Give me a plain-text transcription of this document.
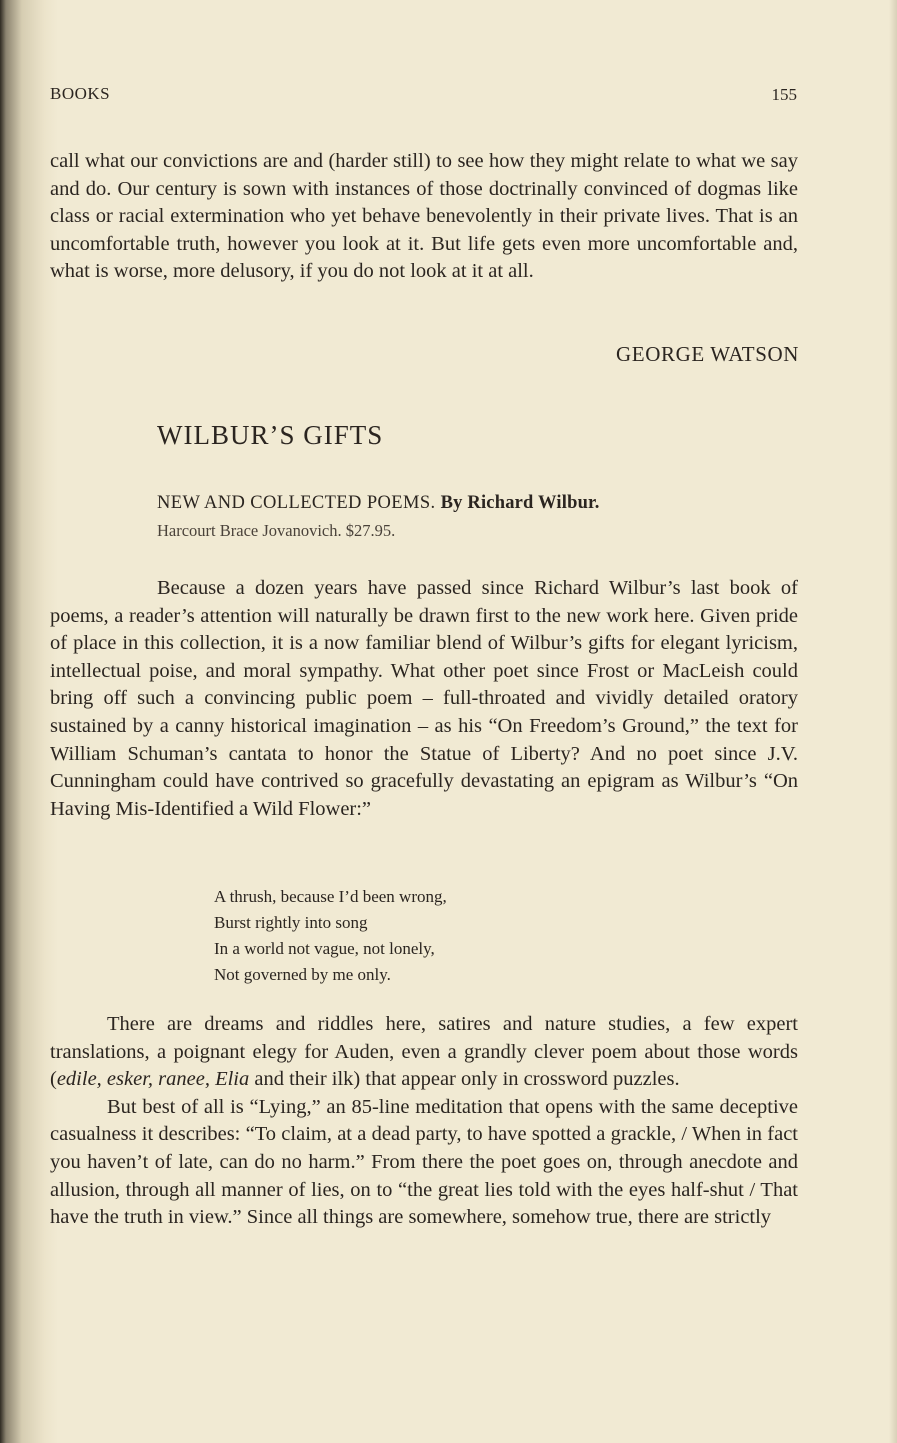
BOOKS	155

call what our convictions are and (harder still) to see how they might relate to what we say and do. Our century is sown with instances of those doctrinally convinced of dogmas like class or racial extermination who yet behave benevolently in their private lives. That is an uncomfortable truth, however you look at it. But life gets even more uncomfortable and, what is worse, more delusory, if you do not look at it at all.

GEORGE WATSON
WILBUR’S GIFTS
NEW AND COLLECTED POEMS. By Richard Wilbur.
Harcourt Brace Jovanovich. $27.95.

Because a dozen years have passed since Richard Wilbur’s last book of poems, a reader’s attention will naturally be drawn first to the new work here. Given pride of place in this collection, it is a now familiar blend of Wilbur’s gifts for elegant lyricism, intellectual poise, and moral sympathy. What other poet since Frost or MacLeish could bring off such a convincing public poem – full-throated and vividly detailed oratory sustained by a canny historical imagination – as his “On Freedom’s Ground,” the text for William Schuman’s cantata to honor the Statue of Liberty? And no poet since J.V. Cunningham could have contrived so gracefully devastating an epigram as Wilbur’s “On Having Mis-Identified a Wild Flower:”

A thrush, because I’d been wrong,
Burst rightly into song
In a world not vague, not lonely,
Not governed by me only.

There are dreams and riddles here, satires and nature studies, a few expert translations, a poignant elegy for Auden, even a grandly clever poem about those words (edile, esker, ranee, Elia and their ilk) that appear only in crossword puzzles.

But best of all is “Lying,” an 85-line meditation that opens with the same deceptive casualness it describes: “To claim, at a dead party, to have spotted a grackle, / When in fact you haven’t of late, can do no harm.” From there the poet goes on, through anecdote and allusion, through all manner of lies, on to “the great lies told with the eyes half-shut / That have the truth in view.” Since all things are somewhere, somehow true, there are strictly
=-=-=
== Instructions to follow ==
Each record above should be copied character for character, with pictures dropped.

== Task output ==
Give me a plain-text transcription of this document.
BOOKS	155

call what our convictions are and (harder still) to see how they might relate to what we say and do. Our century is sown with instances of those doctrinally convinced of dogmas like class or racial extermination who yet behave benevolently in their private lives. That is an uncomfortable truth, however you look at it. But life gets even more uncomfortable and, what is worse, more delusory, if you do not look at it at all.

GEORGE WATSON
WILBUR’S GIFTS
NEW AND COLLECTED POEMS. By Richard Wilbur.
Harcourt Brace Jovanovich. $27.95.

Because a dozen years have passed since Richard Wilbur’s last book of poems, a reader’s attention will naturally be drawn first to the new work here. Given pride of place in this collection, it is a now familiar blend of Wilbur’s gifts for elegant lyricism, intellectual poise, and moral sympathy. What other poet since Frost or MacLeish could bring off such a convincing public poem – full-throated and vividly detailed oratory sustained by a canny historical imagination – as his “On Freedom’s Ground,” the text for William Schuman’s cantata to honor the Statue of Liberty? And no poet since J.V. Cunningham could have contrived so gracefully devastating an epigram as Wilbur’s “On Having Mis-Identified a Wild Flower:”

A thrush, because I’d been wrong,
Burst rightly into song
In a world not vague, not lonely,
Not governed by me only.

There are dreams and riddles here, satires and nature studies, a few expert translations, a poignant elegy for Auden, even a grandly clever poem about those words (edile, esker, ranee, Elia and their ilk) that appear only in crossword puzzles.

But best of all is “Lying,” an 85-line meditation that opens with the same deceptive casualness it describes: “To claim, at a dead party, to have spotted a grackle, / When in fact you haven’t of late, can do no harm.” From there the poet goes on, through anecdote and allusion, through all manner of lies, on to “the great lies told with the eyes half-shut / That have the truth in view.” Since all things are somewhere, somehow true, there are strictly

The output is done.